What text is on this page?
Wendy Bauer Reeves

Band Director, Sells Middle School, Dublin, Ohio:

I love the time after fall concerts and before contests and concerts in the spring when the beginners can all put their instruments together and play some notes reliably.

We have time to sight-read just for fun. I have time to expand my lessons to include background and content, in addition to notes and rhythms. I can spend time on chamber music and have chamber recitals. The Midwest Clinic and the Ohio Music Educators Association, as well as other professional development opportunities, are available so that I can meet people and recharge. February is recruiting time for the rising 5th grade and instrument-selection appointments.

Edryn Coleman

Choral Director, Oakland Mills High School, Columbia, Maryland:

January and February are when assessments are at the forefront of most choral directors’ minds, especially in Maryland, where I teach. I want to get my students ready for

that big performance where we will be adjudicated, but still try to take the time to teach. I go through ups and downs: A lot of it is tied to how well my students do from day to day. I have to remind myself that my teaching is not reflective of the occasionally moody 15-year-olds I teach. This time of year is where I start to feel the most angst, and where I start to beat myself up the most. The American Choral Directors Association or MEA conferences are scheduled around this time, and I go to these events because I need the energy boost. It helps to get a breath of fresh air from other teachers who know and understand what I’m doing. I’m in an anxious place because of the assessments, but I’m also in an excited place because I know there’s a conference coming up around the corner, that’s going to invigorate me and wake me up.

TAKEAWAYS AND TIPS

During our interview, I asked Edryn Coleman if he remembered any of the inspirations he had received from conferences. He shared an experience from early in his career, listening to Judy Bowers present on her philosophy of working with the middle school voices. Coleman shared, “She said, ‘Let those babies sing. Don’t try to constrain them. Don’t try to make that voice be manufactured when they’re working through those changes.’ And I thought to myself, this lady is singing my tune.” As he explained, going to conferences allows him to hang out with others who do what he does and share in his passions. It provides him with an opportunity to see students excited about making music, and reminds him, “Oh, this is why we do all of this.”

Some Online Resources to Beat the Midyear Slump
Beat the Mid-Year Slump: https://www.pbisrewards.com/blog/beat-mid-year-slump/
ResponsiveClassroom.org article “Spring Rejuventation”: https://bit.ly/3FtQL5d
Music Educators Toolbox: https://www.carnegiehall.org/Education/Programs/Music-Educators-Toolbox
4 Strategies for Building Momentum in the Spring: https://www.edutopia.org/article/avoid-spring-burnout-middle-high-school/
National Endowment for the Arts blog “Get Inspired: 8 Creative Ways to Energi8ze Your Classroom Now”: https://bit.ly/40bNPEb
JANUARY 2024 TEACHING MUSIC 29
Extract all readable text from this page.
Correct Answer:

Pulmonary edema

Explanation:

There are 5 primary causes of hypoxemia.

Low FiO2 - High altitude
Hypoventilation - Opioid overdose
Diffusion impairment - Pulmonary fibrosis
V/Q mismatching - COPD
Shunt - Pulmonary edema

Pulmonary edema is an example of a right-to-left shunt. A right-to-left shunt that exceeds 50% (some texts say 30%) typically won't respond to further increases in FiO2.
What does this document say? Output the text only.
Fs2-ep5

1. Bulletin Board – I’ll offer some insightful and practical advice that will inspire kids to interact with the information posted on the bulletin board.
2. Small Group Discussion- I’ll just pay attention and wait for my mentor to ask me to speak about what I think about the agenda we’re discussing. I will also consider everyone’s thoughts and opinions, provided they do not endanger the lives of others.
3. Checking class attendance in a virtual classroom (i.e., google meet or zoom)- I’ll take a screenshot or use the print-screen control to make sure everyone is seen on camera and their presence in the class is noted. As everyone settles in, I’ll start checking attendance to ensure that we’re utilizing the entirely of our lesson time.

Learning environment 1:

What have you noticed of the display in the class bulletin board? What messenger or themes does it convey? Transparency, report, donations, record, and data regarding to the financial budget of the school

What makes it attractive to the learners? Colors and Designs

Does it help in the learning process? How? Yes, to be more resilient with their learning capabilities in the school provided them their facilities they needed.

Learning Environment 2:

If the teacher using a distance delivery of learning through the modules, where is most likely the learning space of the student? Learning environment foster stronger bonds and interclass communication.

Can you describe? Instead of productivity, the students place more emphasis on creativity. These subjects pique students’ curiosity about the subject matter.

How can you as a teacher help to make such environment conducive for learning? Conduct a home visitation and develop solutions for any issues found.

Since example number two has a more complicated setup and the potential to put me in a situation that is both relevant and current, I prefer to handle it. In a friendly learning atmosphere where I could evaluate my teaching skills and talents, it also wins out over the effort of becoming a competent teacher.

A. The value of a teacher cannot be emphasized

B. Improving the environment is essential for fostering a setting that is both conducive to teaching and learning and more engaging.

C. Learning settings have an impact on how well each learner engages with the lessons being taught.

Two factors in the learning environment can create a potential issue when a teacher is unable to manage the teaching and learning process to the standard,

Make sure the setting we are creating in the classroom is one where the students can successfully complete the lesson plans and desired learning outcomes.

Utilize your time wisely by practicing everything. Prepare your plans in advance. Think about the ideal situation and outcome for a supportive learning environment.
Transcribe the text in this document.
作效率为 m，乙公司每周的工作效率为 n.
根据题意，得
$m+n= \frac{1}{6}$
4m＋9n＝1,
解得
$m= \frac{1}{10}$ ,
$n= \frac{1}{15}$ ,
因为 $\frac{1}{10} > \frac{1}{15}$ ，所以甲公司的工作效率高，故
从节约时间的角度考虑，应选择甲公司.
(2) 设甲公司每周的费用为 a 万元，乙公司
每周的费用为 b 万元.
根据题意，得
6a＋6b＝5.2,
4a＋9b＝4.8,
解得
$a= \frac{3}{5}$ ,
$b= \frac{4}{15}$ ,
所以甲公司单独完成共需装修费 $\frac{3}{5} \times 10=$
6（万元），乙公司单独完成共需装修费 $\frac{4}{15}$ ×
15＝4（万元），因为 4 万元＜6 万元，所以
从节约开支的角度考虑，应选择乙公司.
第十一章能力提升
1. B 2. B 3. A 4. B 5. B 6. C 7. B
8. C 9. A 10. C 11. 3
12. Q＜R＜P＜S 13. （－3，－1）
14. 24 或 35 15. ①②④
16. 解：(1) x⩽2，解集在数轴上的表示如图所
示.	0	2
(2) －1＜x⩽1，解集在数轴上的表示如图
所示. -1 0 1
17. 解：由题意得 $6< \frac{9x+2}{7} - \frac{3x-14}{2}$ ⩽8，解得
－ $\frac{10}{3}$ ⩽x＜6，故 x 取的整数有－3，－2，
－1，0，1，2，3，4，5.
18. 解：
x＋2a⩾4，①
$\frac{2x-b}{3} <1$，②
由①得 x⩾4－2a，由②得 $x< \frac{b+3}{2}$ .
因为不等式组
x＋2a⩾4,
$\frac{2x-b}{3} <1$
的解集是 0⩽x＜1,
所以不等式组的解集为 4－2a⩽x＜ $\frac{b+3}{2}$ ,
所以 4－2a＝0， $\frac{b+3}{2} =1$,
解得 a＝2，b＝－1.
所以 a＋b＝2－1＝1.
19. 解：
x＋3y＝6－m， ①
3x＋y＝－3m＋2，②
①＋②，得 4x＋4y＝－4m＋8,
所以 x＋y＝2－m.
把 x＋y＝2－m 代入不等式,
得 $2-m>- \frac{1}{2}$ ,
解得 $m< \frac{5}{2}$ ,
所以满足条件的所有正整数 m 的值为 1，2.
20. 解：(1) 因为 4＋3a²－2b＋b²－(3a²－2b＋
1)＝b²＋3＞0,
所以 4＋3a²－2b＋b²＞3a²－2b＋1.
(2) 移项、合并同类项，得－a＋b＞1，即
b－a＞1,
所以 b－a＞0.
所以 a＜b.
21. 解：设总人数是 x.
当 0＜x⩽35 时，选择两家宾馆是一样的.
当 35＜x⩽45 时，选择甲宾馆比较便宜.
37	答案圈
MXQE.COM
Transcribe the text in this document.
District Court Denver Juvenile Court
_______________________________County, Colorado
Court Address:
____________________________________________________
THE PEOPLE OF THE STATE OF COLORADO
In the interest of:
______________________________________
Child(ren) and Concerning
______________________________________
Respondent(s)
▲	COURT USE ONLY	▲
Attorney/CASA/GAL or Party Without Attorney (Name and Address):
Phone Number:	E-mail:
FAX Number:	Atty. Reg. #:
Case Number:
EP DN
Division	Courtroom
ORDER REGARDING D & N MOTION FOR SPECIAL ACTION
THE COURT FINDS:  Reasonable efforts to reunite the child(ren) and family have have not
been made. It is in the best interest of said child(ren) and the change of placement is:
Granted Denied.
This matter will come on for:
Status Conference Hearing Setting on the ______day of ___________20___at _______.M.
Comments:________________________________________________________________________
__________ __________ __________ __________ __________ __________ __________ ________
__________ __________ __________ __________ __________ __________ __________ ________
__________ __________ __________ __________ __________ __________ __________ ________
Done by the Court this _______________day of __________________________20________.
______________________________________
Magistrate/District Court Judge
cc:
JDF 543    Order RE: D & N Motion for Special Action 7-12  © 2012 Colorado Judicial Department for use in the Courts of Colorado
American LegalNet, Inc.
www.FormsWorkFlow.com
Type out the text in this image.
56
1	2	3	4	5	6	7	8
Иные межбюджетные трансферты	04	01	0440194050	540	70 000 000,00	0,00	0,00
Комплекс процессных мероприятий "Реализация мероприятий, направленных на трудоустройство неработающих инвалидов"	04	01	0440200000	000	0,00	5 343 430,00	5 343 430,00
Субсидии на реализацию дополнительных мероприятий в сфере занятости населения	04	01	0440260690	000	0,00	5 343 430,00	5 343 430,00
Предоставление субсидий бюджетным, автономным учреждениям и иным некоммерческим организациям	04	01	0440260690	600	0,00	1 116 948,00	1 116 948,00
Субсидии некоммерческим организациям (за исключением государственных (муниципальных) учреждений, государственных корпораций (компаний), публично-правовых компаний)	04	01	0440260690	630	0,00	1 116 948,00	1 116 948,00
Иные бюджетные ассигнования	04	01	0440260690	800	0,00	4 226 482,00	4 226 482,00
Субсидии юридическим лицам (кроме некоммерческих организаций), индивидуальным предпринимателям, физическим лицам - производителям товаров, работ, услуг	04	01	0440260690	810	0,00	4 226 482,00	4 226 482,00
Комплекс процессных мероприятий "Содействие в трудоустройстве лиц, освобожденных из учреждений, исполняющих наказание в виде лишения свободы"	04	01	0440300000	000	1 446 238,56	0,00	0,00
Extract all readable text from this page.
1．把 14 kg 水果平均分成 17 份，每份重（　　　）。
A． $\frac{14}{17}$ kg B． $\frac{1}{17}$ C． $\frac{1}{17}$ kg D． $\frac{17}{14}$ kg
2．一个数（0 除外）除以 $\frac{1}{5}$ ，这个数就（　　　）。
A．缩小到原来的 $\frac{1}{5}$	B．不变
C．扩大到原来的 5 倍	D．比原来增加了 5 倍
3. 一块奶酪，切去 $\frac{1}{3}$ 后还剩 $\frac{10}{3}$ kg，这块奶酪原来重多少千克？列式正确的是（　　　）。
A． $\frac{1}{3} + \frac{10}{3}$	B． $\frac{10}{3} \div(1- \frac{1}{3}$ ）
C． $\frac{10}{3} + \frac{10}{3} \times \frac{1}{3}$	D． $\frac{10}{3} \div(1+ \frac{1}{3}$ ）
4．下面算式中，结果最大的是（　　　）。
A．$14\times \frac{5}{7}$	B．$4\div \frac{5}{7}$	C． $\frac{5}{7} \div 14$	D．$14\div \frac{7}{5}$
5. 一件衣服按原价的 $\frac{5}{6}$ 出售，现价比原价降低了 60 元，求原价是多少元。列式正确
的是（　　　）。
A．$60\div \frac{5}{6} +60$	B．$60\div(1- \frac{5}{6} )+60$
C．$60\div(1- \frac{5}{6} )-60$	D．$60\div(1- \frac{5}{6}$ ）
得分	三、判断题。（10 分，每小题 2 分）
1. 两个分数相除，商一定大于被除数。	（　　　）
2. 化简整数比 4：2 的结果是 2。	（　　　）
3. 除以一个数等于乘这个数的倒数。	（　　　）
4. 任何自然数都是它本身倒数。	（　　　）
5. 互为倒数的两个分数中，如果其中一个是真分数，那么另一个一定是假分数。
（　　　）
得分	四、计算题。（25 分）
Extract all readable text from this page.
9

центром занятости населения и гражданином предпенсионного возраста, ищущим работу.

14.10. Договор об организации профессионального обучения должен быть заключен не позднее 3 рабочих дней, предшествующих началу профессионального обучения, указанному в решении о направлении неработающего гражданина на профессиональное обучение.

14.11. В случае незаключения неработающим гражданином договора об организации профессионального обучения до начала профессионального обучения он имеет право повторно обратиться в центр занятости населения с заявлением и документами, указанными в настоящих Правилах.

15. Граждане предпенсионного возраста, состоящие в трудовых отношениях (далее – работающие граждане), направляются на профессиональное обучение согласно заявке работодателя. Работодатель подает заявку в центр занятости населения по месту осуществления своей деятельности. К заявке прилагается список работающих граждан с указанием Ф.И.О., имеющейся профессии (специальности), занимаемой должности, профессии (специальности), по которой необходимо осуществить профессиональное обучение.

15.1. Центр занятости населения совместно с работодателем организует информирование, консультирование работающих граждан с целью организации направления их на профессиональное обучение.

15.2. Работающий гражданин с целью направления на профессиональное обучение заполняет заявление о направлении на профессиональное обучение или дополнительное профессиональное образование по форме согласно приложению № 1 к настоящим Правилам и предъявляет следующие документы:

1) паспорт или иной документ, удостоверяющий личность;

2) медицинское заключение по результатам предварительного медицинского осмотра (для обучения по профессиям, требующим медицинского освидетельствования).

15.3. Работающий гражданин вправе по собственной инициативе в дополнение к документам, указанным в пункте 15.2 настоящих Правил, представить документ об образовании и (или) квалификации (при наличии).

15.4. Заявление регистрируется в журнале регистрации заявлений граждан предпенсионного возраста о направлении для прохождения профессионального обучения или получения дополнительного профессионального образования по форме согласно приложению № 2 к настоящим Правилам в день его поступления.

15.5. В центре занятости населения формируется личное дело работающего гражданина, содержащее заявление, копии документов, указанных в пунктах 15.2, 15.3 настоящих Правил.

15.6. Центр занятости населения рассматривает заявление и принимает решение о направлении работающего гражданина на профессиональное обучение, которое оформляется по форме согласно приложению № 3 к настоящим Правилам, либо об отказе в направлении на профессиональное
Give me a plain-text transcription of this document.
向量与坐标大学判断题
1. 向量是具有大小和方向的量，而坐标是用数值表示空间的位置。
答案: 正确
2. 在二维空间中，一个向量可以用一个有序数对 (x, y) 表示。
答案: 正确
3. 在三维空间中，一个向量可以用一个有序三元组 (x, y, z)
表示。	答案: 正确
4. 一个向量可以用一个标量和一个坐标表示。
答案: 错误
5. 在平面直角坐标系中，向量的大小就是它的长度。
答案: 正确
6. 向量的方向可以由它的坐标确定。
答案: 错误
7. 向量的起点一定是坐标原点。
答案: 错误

::::

▶ [Stated goal]
Identify how many lines in the entries above contain the word "interest" and provide only that figure.

▶ [Result of this task]
2